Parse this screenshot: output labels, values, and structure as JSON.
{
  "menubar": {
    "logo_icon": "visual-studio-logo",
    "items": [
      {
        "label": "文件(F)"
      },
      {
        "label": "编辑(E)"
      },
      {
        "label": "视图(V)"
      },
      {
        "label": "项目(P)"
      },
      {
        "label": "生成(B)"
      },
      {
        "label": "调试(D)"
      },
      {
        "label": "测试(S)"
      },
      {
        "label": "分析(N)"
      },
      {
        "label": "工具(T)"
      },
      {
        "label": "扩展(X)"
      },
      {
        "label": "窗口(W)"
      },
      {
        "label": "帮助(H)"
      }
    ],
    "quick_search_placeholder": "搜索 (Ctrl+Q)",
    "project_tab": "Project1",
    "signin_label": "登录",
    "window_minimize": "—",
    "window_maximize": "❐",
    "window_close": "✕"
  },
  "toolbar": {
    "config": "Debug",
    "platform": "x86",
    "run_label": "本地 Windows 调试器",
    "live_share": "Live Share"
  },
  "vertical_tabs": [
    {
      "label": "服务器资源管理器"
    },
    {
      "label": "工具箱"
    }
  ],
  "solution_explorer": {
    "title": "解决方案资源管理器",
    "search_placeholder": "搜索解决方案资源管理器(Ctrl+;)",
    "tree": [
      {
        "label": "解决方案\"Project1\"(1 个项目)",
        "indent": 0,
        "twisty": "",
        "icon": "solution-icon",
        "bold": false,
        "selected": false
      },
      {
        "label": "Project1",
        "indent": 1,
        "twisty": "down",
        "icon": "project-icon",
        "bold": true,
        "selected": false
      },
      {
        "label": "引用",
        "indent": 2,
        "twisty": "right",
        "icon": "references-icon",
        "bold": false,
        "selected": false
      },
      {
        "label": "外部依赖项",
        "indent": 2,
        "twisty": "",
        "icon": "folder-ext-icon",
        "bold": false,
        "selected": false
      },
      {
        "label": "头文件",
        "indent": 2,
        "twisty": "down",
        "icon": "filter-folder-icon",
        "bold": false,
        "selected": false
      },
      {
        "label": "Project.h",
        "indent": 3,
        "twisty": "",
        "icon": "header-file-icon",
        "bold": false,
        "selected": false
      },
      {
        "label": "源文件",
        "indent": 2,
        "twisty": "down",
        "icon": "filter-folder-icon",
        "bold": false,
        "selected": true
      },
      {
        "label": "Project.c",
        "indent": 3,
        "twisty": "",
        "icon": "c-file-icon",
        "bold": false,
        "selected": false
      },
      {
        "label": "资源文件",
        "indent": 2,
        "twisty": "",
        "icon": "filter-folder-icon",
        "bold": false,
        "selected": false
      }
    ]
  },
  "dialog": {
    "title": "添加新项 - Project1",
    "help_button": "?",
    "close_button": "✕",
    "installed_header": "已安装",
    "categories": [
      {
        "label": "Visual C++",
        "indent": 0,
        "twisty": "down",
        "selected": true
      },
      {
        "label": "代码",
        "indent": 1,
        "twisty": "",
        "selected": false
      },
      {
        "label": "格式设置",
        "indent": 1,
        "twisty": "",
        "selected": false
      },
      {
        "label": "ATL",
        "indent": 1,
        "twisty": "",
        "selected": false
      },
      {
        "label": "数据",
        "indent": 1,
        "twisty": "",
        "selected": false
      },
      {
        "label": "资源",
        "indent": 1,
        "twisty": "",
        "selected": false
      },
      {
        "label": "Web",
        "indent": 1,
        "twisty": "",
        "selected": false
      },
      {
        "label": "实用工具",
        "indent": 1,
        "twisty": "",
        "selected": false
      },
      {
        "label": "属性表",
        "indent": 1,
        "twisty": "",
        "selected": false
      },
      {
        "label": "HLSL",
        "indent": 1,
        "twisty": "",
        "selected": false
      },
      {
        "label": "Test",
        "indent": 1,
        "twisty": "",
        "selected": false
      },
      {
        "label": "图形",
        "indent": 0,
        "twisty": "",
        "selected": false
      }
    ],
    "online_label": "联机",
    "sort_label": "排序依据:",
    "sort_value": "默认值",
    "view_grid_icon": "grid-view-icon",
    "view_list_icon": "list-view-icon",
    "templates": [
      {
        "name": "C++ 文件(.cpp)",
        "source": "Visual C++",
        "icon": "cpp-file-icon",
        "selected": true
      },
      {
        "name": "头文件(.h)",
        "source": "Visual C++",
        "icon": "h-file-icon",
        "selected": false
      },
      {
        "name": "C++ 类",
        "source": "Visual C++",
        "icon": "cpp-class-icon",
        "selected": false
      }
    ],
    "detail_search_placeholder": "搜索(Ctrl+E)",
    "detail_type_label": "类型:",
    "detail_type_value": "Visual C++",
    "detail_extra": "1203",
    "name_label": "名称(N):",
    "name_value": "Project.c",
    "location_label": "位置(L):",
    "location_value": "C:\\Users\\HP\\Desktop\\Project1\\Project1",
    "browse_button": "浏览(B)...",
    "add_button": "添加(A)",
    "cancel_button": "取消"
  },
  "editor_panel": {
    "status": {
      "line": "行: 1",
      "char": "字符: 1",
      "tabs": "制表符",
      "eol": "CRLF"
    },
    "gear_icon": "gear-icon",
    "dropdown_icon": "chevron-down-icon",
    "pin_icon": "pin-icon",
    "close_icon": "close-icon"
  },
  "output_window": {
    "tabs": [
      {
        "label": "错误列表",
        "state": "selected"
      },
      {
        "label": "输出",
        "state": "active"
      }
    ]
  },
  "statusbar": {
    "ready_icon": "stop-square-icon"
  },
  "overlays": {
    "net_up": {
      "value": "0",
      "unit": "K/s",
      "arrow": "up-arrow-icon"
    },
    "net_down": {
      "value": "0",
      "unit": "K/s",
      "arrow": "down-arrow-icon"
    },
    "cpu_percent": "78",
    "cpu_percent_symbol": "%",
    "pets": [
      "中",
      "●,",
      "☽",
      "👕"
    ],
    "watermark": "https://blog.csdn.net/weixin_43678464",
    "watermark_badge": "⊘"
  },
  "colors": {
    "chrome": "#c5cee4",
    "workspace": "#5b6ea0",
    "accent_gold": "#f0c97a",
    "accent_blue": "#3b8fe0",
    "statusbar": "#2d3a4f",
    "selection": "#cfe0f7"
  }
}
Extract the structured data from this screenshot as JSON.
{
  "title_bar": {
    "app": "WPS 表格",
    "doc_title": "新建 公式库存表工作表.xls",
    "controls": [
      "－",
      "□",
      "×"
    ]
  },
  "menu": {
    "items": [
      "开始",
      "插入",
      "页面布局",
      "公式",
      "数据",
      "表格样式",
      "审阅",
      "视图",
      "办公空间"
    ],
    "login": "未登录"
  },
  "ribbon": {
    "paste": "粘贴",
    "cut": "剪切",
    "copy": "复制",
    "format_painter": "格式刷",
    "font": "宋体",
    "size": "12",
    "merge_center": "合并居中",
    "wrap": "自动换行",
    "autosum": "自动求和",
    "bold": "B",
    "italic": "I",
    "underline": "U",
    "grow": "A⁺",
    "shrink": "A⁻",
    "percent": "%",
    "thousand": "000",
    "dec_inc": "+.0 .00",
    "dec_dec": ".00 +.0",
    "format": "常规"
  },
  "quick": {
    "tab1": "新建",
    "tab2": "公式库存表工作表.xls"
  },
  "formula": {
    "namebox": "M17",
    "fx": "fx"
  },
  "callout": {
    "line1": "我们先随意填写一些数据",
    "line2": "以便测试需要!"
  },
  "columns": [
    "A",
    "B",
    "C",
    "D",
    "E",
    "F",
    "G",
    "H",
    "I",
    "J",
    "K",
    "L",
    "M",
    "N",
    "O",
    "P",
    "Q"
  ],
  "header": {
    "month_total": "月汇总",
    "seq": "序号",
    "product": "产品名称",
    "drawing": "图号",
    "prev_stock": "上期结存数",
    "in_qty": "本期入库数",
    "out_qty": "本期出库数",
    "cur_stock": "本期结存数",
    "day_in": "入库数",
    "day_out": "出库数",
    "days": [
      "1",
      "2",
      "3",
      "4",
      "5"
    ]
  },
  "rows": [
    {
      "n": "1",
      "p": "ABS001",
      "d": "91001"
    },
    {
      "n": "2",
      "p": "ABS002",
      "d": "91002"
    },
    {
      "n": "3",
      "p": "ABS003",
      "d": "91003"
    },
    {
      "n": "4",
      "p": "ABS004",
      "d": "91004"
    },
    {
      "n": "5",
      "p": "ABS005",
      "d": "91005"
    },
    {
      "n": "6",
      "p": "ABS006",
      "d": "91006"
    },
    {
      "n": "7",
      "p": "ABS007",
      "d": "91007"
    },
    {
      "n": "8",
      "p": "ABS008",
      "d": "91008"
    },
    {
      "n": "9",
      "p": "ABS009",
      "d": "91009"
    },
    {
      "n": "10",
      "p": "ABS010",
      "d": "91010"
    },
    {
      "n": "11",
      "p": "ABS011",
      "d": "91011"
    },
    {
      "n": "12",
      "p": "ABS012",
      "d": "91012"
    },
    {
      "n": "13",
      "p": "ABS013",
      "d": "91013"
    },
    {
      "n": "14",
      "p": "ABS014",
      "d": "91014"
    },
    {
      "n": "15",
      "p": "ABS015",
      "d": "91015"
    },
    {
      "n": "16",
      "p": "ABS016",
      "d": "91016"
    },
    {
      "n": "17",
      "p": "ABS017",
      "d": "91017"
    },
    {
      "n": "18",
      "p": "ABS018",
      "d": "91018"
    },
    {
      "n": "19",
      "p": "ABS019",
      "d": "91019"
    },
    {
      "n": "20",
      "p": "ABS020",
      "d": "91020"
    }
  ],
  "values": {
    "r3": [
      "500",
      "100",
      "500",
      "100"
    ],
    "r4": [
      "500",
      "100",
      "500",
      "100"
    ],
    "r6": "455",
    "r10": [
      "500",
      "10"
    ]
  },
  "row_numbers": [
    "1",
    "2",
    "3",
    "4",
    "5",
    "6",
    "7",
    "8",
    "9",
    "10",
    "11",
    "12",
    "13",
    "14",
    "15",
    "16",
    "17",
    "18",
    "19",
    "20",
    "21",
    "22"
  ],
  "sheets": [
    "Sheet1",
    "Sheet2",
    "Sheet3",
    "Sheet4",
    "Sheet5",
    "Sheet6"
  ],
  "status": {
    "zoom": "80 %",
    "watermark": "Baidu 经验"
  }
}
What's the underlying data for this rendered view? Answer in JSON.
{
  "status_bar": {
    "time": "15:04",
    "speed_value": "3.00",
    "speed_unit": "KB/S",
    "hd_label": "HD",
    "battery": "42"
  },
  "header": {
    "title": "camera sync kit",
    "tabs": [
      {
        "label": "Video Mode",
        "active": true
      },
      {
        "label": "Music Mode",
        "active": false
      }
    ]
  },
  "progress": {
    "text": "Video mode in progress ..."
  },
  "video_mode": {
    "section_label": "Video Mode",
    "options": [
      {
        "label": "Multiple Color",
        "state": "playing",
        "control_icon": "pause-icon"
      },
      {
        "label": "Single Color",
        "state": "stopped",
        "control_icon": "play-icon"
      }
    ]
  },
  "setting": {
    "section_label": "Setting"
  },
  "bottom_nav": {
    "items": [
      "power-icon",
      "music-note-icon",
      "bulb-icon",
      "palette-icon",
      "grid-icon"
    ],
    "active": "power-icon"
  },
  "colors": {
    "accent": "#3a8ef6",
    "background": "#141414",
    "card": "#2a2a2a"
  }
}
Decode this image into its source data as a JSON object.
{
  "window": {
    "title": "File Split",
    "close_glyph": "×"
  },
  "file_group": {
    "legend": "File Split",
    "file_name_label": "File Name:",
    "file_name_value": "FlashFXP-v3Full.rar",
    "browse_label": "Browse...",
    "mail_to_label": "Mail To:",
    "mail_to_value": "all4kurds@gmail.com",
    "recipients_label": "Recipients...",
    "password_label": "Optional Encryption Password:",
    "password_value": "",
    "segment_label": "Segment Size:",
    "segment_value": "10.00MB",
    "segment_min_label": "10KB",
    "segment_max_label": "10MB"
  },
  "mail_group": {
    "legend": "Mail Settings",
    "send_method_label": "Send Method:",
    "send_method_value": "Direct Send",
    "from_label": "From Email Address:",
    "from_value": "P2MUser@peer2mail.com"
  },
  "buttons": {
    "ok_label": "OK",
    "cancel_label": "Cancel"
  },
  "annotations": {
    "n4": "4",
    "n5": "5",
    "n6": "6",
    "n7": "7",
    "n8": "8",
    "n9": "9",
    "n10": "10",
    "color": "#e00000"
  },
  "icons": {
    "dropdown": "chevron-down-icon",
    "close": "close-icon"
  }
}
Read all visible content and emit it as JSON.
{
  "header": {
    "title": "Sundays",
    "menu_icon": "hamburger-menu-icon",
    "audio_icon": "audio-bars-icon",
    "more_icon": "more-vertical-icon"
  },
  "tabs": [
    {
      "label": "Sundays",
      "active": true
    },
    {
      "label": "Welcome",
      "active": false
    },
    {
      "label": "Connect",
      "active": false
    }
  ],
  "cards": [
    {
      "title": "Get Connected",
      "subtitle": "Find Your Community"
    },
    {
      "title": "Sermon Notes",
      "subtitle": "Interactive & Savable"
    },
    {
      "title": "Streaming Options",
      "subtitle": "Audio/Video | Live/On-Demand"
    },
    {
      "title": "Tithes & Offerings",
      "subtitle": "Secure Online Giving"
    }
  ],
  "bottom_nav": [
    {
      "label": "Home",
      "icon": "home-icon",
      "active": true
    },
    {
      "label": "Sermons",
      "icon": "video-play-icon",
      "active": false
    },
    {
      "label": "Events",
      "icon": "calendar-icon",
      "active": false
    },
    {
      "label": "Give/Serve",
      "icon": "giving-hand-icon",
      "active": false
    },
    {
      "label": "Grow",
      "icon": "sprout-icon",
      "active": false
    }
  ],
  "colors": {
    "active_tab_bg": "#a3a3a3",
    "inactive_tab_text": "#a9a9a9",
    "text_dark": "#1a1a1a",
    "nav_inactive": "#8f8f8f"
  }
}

# TASK BRIEF
Pull out and copy each line containing the string "JSON".

# ANSWER
Parse this screenshot: output labels, values, and structure as JSON.
Extract the structured data from this screenshot as JSON.
What's the underlying data for this rendered view? Answer in JSON.
Decode this image into its source data as a JSON object.
Read all visible content and emit it as JSON.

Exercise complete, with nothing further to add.